** Begin Working data **
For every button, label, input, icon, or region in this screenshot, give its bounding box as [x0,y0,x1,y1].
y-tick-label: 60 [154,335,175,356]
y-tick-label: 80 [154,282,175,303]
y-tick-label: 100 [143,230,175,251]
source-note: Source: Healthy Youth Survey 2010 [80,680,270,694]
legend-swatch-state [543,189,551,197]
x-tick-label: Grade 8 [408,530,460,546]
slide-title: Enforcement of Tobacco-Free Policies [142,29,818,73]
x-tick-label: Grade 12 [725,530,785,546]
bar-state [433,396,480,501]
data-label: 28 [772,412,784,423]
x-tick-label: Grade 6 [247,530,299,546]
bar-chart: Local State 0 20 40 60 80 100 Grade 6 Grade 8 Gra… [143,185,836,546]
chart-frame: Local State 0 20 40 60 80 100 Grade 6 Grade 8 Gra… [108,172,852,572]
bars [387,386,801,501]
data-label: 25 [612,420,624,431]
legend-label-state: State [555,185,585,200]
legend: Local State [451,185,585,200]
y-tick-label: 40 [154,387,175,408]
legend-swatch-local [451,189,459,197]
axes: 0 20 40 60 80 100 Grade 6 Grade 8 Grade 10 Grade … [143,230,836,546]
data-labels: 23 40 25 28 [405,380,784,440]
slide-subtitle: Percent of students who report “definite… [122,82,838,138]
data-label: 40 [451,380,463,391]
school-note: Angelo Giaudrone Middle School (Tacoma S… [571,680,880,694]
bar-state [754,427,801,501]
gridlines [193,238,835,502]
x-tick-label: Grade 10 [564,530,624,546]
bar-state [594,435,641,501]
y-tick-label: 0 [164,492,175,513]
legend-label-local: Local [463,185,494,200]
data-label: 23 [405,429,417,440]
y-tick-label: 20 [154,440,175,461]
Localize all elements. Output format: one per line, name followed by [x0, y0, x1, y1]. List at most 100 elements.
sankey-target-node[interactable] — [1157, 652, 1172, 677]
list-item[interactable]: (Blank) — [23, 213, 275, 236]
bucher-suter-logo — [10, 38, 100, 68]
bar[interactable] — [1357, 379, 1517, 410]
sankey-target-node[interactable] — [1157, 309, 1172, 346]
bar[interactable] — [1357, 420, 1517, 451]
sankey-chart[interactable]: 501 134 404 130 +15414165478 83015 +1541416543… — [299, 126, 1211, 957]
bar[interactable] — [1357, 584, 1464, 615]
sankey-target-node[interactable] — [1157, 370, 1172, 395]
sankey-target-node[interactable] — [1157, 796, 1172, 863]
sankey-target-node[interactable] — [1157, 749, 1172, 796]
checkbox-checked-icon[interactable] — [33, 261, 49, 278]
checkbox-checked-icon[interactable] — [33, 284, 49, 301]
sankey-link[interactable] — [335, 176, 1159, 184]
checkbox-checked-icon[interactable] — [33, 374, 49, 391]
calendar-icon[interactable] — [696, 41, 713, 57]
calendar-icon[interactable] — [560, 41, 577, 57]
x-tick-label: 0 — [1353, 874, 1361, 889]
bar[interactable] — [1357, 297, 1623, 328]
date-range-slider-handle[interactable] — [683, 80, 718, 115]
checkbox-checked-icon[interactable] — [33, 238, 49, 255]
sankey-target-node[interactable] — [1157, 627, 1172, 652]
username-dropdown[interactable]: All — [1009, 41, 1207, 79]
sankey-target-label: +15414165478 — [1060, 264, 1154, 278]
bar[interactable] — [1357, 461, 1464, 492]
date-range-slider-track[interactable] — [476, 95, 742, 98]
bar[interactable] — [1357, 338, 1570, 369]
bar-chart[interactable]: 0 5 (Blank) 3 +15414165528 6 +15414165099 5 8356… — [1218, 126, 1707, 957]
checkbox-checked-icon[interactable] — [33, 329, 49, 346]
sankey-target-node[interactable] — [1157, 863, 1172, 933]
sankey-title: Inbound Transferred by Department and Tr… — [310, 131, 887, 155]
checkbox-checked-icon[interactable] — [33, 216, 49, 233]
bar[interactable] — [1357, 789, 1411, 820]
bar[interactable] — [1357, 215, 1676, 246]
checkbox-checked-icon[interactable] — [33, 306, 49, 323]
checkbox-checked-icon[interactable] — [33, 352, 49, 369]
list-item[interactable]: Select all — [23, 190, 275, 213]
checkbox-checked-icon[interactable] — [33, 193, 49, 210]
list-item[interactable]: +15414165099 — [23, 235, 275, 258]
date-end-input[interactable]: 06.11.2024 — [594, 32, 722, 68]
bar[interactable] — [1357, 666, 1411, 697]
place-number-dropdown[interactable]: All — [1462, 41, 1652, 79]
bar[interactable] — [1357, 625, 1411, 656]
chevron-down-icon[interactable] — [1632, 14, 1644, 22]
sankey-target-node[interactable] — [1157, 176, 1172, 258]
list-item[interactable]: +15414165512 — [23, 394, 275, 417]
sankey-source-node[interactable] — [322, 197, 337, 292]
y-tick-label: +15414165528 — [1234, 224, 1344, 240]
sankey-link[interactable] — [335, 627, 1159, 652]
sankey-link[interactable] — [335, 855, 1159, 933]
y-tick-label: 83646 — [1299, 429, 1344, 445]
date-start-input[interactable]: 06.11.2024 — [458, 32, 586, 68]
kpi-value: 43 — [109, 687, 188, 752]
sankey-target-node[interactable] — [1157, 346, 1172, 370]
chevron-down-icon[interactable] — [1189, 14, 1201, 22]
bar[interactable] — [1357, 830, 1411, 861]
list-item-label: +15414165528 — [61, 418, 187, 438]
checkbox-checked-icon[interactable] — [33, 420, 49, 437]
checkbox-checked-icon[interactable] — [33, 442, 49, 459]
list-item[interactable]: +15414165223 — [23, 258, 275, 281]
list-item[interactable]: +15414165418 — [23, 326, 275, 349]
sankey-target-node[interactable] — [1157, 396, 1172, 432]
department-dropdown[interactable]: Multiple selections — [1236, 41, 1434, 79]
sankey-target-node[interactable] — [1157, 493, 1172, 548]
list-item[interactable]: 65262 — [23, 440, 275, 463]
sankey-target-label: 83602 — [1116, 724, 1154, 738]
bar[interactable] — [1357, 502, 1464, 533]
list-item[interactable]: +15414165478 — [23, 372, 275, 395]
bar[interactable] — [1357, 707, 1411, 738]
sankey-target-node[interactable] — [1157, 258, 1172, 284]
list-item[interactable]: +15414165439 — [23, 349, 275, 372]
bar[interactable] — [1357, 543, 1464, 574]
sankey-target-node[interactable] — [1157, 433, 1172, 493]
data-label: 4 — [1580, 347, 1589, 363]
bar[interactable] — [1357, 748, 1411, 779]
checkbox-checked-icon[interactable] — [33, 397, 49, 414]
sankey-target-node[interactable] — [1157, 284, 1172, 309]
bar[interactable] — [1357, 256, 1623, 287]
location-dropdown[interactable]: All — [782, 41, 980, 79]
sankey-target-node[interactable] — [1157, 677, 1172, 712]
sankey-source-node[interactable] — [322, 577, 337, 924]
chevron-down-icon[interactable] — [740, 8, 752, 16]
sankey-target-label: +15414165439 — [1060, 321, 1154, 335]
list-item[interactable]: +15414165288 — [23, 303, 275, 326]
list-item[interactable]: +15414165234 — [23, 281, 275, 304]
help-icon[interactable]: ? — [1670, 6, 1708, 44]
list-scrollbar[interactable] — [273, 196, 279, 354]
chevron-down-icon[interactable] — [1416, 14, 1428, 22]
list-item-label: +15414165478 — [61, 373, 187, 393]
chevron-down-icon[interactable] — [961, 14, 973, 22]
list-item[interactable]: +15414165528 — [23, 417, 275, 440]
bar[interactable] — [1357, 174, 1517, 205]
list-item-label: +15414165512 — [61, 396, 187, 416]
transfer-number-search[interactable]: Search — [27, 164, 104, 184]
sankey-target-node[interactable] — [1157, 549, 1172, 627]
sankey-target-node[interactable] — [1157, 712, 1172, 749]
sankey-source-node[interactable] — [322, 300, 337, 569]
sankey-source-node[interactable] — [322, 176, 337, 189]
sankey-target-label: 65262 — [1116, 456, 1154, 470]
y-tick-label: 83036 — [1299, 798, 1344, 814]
** End Working data **
**The exercise:**
Print the lines from the start of the records through the line that contains "x-tick-label: Grade 6 [247,530,299,546]", both ends included, exactly as they appear.

**Task answer:**
For every button, label, input, icon, or region in this screenshot, give its bounding box as [x0,y0,x1,y1].
y-tick-label: 60 [154,335,175,356]
y-tick-label: 80 [154,282,175,303]
y-tick-label: 100 [143,230,175,251]
source-note: Source: Healthy Youth Survey 2010 [80,680,270,694]
legend-swatch-state [543,189,551,197]
x-tick-label: Grade 8 [408,530,460,546]
slide-title: Enforcement of Tobacco-Free Policies [142,29,818,73]
x-tick-label: Grade 12 [725,530,785,546]
bar-state [433,396,480,501]
data-label: 28 [772,412,784,423]
x-tick-label: Grade 6 [247,530,299,546]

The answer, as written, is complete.